# WORK TO BE COMPLETED
The records that follow are to be transcribed in full, without their images.

++++++++

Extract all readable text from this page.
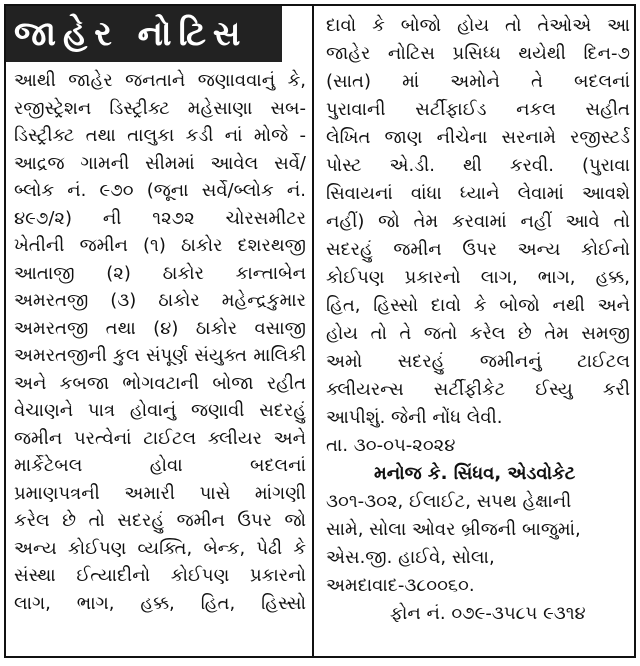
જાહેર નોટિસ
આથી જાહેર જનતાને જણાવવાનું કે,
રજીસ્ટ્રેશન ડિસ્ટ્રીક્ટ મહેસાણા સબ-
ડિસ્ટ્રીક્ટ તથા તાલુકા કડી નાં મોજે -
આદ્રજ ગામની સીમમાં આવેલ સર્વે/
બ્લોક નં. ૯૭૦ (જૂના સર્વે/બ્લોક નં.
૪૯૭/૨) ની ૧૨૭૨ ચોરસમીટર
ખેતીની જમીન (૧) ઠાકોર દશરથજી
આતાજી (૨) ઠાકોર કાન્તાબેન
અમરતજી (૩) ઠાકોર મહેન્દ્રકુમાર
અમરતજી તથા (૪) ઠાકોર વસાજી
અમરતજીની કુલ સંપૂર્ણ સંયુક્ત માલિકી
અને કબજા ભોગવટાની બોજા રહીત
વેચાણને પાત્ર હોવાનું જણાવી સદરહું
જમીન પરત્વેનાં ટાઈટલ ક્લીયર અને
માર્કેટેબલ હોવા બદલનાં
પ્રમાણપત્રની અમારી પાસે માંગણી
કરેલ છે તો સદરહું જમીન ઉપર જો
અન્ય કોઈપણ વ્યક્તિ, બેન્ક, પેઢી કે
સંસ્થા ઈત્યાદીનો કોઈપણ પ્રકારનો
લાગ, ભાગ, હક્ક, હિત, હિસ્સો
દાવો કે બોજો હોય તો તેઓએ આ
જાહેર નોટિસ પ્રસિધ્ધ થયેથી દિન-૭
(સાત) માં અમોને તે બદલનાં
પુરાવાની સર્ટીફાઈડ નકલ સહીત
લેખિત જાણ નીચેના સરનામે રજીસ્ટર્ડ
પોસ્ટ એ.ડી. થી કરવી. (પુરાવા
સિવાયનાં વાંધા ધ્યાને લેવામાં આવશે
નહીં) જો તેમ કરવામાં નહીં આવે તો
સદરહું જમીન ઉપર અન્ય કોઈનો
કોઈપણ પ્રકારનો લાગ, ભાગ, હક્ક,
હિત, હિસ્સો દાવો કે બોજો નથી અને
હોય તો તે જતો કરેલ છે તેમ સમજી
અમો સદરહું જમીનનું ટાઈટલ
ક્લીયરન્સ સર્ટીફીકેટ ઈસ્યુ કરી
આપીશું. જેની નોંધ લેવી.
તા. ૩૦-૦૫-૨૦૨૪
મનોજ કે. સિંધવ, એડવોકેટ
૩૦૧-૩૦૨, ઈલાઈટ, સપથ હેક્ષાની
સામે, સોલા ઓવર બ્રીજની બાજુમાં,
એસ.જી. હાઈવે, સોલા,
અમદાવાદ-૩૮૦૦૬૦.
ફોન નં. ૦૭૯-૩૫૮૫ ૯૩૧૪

++++++++

# REPLY TO THE EXERCISE
Extract all readable text from this page.
જાહેર નોટિસ
આથી જાહેર જનતાને જણાવવાનું કે,
રજીસ્ટ્રેશન ડિસ્ટ્રીક્ટ મહેસાણા સબ-
ડિસ્ટ્રીક્ટ તથા તાલુકા કડી નાં મોજે -
આદ્રજ ગામની સીમમાં આવેલ સર્વે/
બ્લોક નં. ૯૭૦ (જૂના સર્વે/બ્લોક નં.
૪૯૭/૨) ની ૧૨૭૨ ચોરસમીટર
ખેતીની જમીન (૧) ઠાકોર દશરથજી
આતાજી (૨) ઠાકોર કાન્તાબેન
અમરતજી (૩) ઠાકોર મહેન્દ્રકુમાર
અમરતજી તથા (૪) ઠાકોર વસાજી
અમરતજીની કુલ સંપૂર્ણ સંયુક્ત માલિકી
અને કબજા ભોગવટાની બોજા રહીત
વેચાણને પાત્ર હોવાનું જણાવી સદરહું
જમીન પરત્વેનાં ટાઈટલ ક્લીયર અને
માર્કેટેબલ હોવા બદલનાં
પ્રમાણપત્રની અમારી પાસે માંગણી
કરેલ છે તો સદરહું જમીન ઉપર જો
અન્ય કોઈપણ વ્યક્તિ, બેન્ક, પેઢી કે
સંસ્થા ઈત્યાદીનો કોઈપણ પ્રકારનો
લાગ, ભાગ, હક્ક, હિત, હિસ્સો
દાવો કે બોજો હોય તો તેઓએ આ
જાહેર નોટિસ પ્રસિધ્ધ થયેથી દિન-૭
(સાત) માં અમોને તે બદલનાં
પુરાવાની સર્ટીફાઈડ નકલ સહીત
લેખિત જાણ નીચેના સરનામે રજીસ્ટર્ડ
પોસ્ટ એ.ડી. થી કરવી. (પુરાવા
સિવાયનાં વાંધા ધ્યાને લેવામાં આવશે
નહીં) જો તેમ કરવામાં નહીં આવે તો
સદરહું જમીન ઉપર અન્ય કોઈનો
કોઈપણ પ્રકારનો લાગ, ભાગ, હક્ક,
હિત, હિસ્સો દાવો કે બોજો નથી અને
હોય તો તે જતો કરેલ છે તેમ સમજી
અમો સદરહું જમીનનું ટાઈટલ
ક્લીયરન્સ સર્ટીફીકેટ ઈસ્યુ કરી
આપીશું. જેની નોંધ લેવી.
તા. ૩૦-૦૫-૨૦૨૪
મનોજ કે. સિંધવ, એડવોકેટ
૩૦૧-૩૦૨, ઈલાઈટ, સપથ હેક્ષાની
સામે, સોલા ઓવર બ્રીજની બાજુમાં,
એસ.જી. હાઈવે, સોલા,
અમદાવાદ-૩૮૦૦૬૦.
ફોન નં. ૦૭૯-૩૫૮૫ ૯૩૧૪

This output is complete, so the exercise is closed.